== Records contained in a dataset ==

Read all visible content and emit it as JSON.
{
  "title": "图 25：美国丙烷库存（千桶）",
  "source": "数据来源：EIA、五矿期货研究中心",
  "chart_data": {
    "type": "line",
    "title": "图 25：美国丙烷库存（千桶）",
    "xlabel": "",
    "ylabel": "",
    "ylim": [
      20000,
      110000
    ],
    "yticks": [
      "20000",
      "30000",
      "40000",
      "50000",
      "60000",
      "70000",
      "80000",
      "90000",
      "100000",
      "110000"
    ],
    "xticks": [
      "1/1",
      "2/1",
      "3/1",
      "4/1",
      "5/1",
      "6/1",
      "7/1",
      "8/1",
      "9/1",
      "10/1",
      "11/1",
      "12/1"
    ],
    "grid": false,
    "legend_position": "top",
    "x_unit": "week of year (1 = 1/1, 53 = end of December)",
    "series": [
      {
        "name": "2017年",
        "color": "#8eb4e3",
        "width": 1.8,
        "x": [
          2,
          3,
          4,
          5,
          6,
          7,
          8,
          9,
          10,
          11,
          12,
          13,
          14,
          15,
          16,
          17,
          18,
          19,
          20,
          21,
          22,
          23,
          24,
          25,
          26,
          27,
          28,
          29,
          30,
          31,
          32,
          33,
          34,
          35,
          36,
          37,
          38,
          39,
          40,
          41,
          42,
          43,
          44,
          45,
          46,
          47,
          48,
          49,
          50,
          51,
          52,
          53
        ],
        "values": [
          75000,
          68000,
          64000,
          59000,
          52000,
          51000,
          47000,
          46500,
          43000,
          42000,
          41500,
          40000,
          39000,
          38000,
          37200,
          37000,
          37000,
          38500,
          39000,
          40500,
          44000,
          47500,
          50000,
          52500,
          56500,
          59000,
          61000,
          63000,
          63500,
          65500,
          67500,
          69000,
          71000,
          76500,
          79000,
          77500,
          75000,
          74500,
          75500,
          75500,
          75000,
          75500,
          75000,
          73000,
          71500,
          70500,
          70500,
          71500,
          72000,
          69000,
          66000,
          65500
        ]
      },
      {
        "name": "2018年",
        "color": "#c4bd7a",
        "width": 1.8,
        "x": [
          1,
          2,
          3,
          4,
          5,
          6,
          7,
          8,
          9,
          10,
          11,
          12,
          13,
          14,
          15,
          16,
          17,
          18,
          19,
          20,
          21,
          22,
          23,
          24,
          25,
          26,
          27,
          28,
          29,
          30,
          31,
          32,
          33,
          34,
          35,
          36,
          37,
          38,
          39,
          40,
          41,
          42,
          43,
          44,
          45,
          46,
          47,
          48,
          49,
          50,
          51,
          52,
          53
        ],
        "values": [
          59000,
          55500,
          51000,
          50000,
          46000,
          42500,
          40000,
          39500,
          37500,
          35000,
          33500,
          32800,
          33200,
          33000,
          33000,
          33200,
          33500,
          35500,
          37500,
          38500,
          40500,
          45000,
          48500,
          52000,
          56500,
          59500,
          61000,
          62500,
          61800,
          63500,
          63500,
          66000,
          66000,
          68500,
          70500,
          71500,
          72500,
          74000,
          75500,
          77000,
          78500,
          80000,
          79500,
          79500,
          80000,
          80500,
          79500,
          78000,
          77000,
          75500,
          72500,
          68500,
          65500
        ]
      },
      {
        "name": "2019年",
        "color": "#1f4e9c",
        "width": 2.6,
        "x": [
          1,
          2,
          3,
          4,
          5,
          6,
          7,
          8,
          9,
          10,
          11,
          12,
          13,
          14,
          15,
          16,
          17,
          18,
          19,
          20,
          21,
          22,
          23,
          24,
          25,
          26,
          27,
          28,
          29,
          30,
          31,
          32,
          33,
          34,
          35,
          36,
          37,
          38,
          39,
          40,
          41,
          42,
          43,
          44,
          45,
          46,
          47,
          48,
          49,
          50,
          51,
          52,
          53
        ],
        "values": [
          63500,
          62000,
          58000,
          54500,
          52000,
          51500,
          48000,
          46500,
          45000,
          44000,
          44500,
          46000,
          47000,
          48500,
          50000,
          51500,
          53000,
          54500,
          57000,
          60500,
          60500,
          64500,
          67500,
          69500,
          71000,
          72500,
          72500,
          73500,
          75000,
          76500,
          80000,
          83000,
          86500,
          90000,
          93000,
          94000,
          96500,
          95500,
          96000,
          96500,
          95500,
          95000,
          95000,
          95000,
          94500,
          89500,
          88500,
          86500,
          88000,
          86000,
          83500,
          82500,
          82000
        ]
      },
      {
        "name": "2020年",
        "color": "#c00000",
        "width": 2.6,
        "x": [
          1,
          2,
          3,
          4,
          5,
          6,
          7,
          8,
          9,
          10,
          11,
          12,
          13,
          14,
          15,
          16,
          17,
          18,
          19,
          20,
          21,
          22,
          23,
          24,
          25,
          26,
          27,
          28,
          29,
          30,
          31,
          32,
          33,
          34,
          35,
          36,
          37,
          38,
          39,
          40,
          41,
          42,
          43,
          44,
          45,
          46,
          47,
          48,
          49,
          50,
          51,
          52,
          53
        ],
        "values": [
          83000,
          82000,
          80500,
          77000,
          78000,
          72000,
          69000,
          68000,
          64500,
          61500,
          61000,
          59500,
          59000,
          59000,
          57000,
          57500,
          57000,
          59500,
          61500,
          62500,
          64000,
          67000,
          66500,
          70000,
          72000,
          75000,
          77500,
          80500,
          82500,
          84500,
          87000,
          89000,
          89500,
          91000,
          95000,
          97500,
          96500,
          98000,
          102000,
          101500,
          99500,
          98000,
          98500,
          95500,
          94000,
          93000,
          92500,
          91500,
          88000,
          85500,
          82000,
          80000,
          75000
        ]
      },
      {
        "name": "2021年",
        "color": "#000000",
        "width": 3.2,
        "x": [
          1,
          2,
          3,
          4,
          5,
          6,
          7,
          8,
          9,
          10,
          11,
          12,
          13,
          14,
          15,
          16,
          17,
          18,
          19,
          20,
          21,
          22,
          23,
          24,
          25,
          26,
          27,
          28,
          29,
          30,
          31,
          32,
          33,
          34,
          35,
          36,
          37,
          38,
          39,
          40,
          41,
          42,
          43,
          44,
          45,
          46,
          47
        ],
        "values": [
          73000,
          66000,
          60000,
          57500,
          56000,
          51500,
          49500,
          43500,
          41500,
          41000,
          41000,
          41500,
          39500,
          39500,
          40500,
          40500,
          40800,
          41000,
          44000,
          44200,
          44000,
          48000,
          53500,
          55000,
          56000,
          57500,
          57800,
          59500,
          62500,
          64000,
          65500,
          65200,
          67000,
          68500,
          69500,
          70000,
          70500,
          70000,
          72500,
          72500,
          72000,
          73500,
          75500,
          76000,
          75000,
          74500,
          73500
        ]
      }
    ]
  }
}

== Stated goal ==
The string "title" may appear in lines of the listing above; tally those lines and give the number only.

== Result ==
2